| Stated task |
Everything in the listing except the pictures should be written out exactly.
==============================
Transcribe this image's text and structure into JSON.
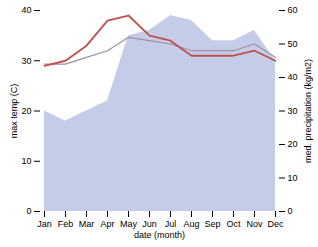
{
  "chart_data": {
    "type": "line",
    "categories": [
      "Jan",
      "Feb",
      "Mar",
      "Apr",
      "May",
      "Jun",
      "Jul",
      "Aug",
      "Sep",
      "Oct",
      "Nov",
      "Dec"
    ],
    "series": [
      {
        "type": "area",
        "axis": "y2",
        "color": "#c5cce8",
        "values": [
          30,
          27,
          30,
          33,
          52.5,
          54,
          58.5,
          57,
          51,
          51,
          54,
          45
        ]
      },
      {
        "type": "line",
        "axis": "y2",
        "color": "#9e8fa0",
        "values": [
          44,
          44,
          46,
          48,
          52,
          51,
          50,
          48,
          48,
          48,
          50,
          46
        ]
      },
      {
        "type": "line",
        "color": "#c0504d",
        "values": [
          29,
          30,
          33,
          38,
          39,
          35,
          34,
          31,
          31,
          31,
          32,
          30
        ]
      }
    ],
    "xlabel": "date (month)",
    "ylabel": "max temp (C)",
    "y2label": "med. precipitation (kg/m2)",
    "ylim": [
      0,
      40
    ],
    "yticks": [
      0,
      10,
      20,
      30,
      40
    ],
    "y2lim": [
      0,
      60
    ],
    "y2ticks": [
      0,
      10,
      20,
      30,
      40,
      50,
      60
    ],
    "grid": false
  }
}
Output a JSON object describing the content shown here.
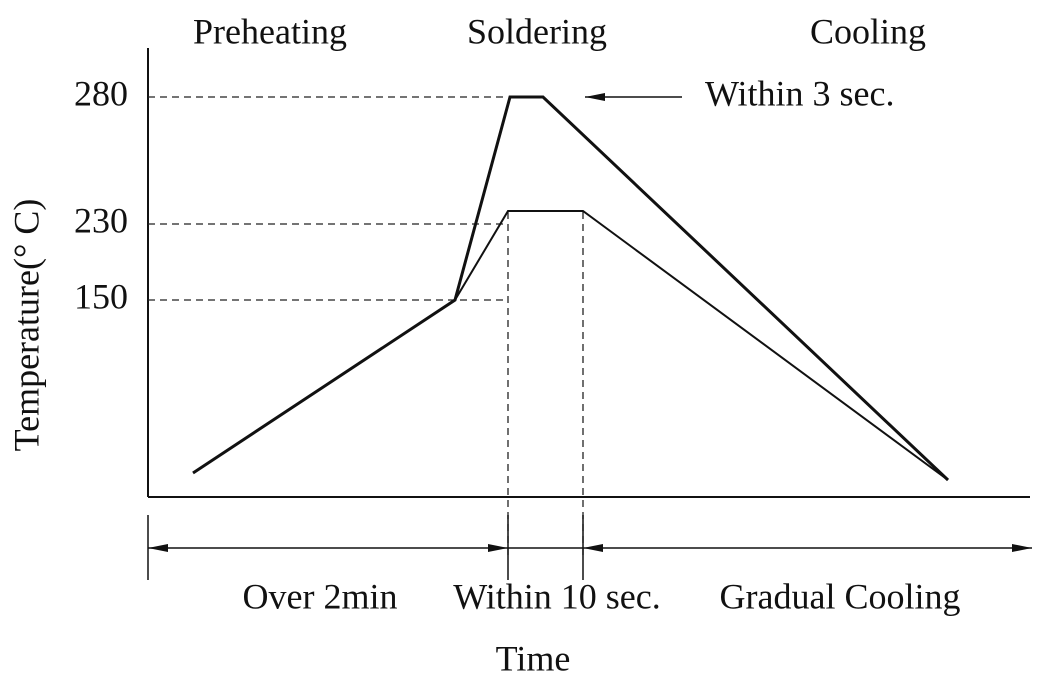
{
  "phases": [
    "Preheating",
    "Soldering",
    "Cooling"
  ],
  "y_axis": {
    "label": "Temperature(° C)",
    "levels": [
      280,
      230,
      150
    ]
  },
  "annotation": "Within 3 sec.",
  "spans": [
    "Over 2min",
    "Within 10 sec.",
    "Gradual Cooling"
  ],
  "x_axis": {
    "label": "Time"
  }
}
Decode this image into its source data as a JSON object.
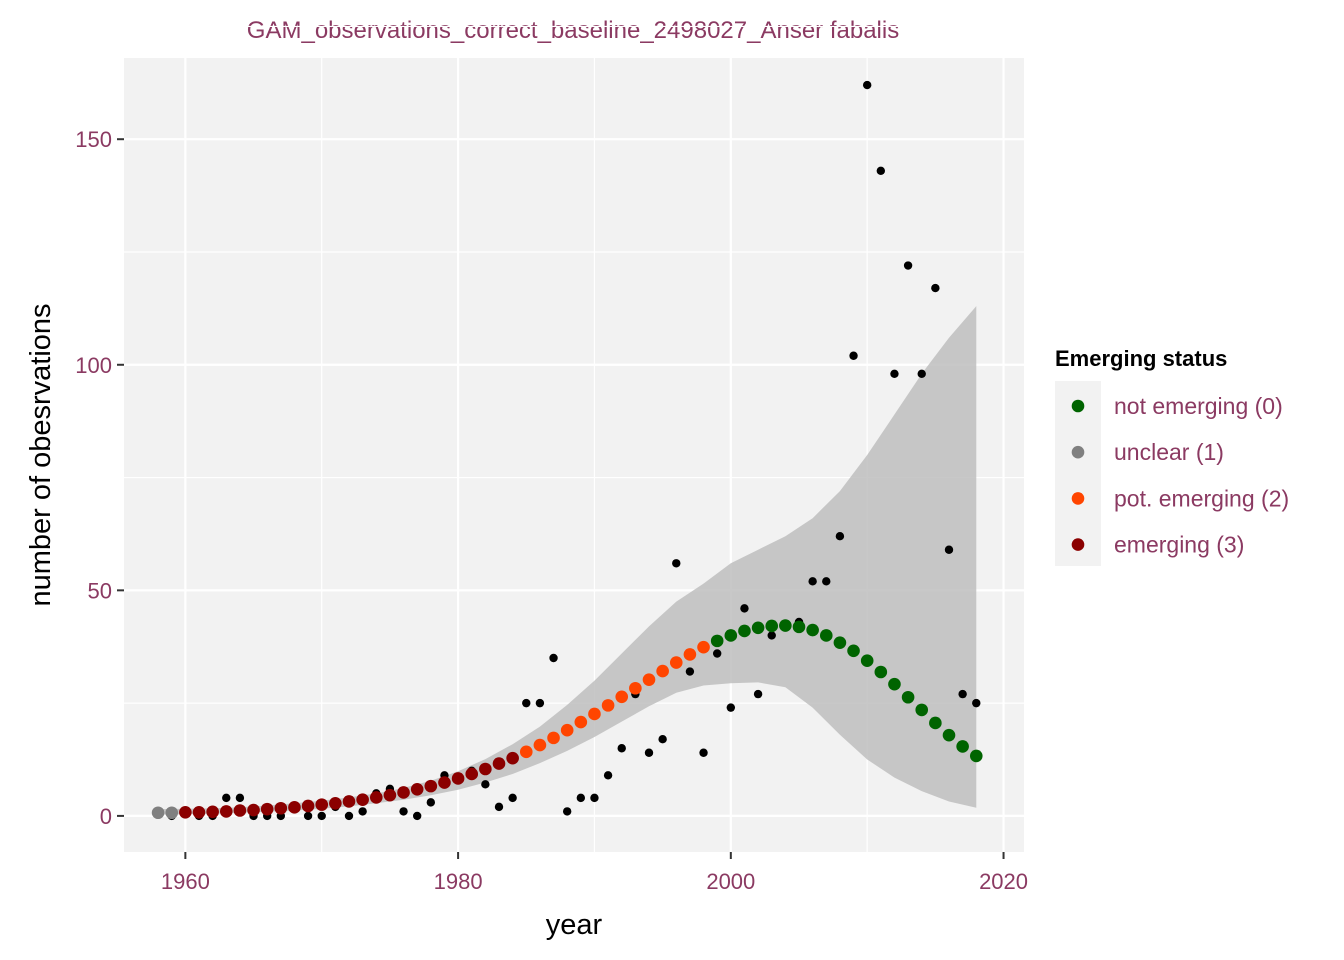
==============================
| Task solution |
Transcribe this image's text and structure into JSON.
{
  "chart_data": {
    "type": "line",
    "categories": [
      "Jan",
      "Feb",
      "Mar",
      "Apr",
      "May",
      "Jun",
      "Jul",
      "Aug",
      "Sep",
      "Oct",
      "Nov",
      "Dec"
    ],
    "series": [
      {
        "type": "area",
        "axis": "y2",
        "color": "#c5cce8",
        "values": [
          30,
          27,
          30,
          33,
          52.5,
          54,
          58.5,
          57,
          51,
          51,
          54,
          45
        ]
      },
      {
        "type": "line",
        "axis": "y2",
        "color": "#9e8fa0",
        "values": [
          44,
          44,
          46,
          48,
          52,
          51,
          50,
          48,
          48,
          48,
          50,
          46
        ]
      },
      {
        "type": "line",
        "color": "#c0504d",
        "values": [
          29,
          30,
          33,
          38,
          39,
          35,
          34,
          31,
          31,
          31,
          32,
          30
        ]
      }
    ],
    "xlabel": "date (month)",
    "ylabel": "max temp (C)",
    "y2label": "med. precipitation (kg/m2)",
    "ylim": [
      0,
      40
    ],
    "yticks": [
      0,
      10,
      20,
      30,
      40
    ],
    "y2lim": [
      0,
      60
    ],
    "y2ticks": [
      0,
      10,
      20,
      30,
      40,
      50,
      60
    ],
    "grid": false
  }
}
Output a JSON object describing the content shown here.
{
  "phases": [
    "Preheating",
    "Soldering",
    "Cooling"
  ],
  "y_axis": {
    "label": "Temperature(° C)",
    "levels": [
      280,
      230,
      150
    ]
  },
  "annotation": "Within 3 sec.",
  "spans": [
    "Over 2min",
    "Within 10 sec.",
    "Gradual Cooling"
  ],
  "x_axis": {
    "label": "Time"
  }
}
Decode this image into its source data as a JSON object.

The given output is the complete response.